SHORT TASK: Only lines with the string "screenshot" matter here; gather them from the material below.

Stored items
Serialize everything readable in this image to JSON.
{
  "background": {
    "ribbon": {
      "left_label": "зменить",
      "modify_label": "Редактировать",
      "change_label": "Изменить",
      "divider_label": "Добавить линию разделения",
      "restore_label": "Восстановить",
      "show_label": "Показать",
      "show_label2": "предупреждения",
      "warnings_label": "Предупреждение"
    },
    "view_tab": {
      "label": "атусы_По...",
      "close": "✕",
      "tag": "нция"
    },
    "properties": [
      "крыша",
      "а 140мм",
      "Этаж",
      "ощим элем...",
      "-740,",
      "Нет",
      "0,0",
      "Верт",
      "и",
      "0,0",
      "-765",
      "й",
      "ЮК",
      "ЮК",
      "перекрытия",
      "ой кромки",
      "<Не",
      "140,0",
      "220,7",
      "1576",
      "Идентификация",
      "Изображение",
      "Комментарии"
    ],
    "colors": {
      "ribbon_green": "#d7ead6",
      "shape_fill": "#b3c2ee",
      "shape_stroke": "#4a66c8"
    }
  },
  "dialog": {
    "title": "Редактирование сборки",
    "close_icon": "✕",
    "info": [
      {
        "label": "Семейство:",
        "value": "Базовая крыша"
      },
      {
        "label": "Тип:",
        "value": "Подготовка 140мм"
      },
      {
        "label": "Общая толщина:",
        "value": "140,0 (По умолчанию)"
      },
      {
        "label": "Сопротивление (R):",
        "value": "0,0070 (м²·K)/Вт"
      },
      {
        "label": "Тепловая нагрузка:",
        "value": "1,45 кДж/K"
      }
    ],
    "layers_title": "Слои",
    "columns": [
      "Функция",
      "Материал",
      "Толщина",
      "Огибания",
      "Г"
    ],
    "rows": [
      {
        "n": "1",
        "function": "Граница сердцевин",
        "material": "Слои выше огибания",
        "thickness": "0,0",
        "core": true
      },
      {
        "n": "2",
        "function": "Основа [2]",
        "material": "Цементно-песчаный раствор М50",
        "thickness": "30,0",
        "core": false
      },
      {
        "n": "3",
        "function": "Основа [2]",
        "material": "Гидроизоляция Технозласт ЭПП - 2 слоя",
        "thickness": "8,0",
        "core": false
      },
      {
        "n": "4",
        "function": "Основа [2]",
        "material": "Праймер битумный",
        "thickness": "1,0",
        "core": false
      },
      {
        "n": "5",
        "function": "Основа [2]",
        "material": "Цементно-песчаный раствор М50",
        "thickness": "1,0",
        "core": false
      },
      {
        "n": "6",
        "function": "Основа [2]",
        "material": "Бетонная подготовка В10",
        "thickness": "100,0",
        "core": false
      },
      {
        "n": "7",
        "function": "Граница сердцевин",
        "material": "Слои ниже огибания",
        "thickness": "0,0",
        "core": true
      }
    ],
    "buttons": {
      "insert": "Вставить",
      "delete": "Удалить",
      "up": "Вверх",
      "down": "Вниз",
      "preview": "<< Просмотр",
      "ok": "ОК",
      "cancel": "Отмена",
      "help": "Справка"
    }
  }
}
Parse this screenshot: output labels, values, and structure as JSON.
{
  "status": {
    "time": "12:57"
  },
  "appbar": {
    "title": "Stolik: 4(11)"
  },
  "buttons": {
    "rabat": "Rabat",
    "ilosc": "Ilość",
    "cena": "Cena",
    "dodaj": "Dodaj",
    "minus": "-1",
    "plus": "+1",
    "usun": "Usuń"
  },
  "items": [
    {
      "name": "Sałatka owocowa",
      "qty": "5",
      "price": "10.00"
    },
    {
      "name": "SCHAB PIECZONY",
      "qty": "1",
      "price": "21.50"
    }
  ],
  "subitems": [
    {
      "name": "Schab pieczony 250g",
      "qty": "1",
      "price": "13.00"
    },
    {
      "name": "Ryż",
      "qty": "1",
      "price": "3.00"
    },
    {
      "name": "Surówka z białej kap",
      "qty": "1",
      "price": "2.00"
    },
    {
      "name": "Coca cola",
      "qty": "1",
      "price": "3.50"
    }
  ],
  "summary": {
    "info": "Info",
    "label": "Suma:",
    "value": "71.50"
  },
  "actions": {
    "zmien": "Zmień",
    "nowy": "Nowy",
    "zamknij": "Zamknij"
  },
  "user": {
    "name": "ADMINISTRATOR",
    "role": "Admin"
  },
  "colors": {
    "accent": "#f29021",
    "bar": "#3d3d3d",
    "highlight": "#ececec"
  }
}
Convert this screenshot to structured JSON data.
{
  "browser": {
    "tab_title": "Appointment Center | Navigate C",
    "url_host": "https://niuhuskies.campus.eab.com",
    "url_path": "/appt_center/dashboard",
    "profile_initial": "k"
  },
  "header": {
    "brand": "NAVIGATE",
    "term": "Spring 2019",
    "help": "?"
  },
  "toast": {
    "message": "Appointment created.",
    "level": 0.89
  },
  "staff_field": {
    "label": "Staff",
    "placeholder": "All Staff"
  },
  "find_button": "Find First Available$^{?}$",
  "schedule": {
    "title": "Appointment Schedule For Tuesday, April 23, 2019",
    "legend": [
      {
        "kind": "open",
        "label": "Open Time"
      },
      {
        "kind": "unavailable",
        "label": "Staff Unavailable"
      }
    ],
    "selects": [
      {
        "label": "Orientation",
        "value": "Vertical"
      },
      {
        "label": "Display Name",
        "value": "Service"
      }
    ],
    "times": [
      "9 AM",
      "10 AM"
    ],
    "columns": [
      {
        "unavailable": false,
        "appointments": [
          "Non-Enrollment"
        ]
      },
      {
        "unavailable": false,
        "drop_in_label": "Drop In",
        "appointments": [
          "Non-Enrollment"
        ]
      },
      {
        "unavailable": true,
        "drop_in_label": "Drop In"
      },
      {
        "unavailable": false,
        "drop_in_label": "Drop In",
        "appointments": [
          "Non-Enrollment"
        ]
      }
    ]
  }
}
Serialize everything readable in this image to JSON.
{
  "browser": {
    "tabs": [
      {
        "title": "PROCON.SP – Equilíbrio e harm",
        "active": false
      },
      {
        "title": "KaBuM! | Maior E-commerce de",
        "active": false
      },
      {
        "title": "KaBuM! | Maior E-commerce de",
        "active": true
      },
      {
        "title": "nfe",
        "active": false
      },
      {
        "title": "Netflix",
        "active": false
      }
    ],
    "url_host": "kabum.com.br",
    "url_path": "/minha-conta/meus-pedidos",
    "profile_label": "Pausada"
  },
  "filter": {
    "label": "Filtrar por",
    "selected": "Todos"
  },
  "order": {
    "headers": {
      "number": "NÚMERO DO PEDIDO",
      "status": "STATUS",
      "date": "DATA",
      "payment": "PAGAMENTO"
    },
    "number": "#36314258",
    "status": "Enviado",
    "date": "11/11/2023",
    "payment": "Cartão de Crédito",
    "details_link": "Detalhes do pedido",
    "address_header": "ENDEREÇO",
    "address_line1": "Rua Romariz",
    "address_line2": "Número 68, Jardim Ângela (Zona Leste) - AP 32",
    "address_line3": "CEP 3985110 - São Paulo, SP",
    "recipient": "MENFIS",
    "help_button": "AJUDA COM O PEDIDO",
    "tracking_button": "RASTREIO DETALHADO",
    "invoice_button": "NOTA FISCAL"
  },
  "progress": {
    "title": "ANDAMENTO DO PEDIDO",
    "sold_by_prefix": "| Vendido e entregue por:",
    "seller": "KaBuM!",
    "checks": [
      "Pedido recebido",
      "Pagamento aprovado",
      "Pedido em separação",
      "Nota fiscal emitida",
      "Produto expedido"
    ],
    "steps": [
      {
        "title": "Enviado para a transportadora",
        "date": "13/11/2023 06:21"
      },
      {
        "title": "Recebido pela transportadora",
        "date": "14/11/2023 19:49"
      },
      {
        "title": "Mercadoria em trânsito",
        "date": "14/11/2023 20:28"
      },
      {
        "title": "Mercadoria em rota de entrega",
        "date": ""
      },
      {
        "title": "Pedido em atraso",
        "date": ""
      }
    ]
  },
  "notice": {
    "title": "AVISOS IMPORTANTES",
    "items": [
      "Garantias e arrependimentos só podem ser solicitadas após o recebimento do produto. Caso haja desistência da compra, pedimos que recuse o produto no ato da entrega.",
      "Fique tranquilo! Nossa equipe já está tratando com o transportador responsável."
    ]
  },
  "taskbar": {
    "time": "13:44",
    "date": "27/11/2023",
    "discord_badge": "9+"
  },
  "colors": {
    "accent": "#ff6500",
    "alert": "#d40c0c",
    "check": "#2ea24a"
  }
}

EXPECTED ANSWER:
Parse this screenshot: output labels, values, and structure as JSON.
Convert this screenshot to structured JSON data.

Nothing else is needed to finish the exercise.